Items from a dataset

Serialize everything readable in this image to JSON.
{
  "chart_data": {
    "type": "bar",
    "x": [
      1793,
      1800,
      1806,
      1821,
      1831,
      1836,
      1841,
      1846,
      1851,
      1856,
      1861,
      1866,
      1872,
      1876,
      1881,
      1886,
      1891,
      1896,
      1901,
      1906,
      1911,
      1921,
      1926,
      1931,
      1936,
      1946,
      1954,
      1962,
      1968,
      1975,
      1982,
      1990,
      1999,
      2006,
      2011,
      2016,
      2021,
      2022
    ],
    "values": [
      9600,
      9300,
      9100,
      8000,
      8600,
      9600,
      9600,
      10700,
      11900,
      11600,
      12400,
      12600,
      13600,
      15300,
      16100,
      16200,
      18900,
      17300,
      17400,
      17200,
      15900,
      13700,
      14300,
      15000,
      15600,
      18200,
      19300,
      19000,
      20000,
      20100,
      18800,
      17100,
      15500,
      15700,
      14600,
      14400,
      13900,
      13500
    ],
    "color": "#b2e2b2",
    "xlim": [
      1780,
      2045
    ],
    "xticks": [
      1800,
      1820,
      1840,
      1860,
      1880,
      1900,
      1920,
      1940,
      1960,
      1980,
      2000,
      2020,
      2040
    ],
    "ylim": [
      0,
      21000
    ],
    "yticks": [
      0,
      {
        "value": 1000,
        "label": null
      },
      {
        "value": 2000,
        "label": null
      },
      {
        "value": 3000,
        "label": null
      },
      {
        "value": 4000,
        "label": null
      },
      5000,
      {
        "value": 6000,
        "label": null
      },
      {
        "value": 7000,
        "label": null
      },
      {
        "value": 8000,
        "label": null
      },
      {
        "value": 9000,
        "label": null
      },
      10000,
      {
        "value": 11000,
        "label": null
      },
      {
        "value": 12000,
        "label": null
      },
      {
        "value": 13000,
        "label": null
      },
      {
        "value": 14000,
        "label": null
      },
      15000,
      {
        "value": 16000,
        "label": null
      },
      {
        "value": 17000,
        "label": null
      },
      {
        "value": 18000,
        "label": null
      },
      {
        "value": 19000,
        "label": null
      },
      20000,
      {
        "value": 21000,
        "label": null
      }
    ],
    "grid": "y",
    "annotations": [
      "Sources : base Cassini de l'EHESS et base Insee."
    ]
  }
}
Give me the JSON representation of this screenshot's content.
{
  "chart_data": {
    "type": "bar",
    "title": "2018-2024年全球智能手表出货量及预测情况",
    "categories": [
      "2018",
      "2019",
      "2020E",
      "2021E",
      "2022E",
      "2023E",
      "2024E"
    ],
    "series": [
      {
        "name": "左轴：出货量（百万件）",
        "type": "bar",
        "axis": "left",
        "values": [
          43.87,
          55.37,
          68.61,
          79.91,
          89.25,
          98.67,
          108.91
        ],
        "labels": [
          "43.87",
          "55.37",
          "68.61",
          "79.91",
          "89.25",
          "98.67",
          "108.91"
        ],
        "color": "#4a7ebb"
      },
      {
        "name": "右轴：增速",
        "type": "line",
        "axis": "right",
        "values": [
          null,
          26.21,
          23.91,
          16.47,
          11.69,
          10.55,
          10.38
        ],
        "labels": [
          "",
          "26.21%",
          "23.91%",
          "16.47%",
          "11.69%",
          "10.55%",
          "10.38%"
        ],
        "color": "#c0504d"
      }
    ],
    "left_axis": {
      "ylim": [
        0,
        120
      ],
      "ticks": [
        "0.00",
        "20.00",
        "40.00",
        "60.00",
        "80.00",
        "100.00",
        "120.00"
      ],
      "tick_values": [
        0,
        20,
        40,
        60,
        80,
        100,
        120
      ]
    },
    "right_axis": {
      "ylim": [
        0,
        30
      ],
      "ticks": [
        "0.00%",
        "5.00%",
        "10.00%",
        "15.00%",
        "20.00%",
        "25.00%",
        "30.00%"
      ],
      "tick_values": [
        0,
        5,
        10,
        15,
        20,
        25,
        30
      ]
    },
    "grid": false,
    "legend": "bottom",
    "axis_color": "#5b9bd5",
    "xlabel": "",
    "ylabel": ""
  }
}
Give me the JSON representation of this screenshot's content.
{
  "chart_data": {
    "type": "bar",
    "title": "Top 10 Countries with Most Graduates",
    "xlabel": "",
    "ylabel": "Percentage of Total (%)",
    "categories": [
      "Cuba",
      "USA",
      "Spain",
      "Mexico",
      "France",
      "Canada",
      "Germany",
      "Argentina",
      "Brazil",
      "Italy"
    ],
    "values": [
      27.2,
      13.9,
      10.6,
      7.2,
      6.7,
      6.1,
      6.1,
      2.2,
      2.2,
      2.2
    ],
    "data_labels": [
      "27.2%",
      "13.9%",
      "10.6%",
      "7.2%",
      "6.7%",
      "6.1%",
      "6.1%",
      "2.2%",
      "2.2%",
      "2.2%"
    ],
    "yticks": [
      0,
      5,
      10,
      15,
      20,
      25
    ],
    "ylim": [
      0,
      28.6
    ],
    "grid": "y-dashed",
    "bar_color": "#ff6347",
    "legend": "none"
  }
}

* **DESCRIPTION OF THE TASK**: Report the number of lines in the entries above that include the string "title". Give nothing but the number.

* **IN RESPONSE**: 2